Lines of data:
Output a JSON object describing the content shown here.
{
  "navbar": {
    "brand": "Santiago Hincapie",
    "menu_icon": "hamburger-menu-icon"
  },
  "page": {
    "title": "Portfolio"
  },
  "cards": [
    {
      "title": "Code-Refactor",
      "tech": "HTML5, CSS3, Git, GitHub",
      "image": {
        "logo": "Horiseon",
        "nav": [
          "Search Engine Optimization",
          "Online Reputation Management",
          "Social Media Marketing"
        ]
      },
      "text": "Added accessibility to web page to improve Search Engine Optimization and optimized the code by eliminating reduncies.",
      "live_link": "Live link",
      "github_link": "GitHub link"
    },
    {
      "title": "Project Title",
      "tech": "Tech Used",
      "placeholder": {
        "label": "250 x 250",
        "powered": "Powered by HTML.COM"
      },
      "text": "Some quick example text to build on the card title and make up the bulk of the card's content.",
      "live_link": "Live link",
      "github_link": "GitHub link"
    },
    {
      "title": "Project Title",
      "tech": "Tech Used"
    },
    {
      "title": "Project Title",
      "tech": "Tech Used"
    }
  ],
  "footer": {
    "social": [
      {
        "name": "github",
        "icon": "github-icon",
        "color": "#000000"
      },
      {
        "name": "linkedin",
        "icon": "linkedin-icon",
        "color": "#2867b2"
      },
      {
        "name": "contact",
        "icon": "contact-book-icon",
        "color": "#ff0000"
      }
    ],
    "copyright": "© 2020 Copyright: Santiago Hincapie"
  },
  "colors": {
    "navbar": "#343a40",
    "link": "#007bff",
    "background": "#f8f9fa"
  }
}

What the task asks:
Extract all lines from the data in which "text" is found.

The solution:
      "text": "Added accessibility to web page to improve Search Engine Optimization and optimized the code by eliminating reduncies.",
      "text": "Some quick example text to build on the card title and make up the bulk of the card's content.",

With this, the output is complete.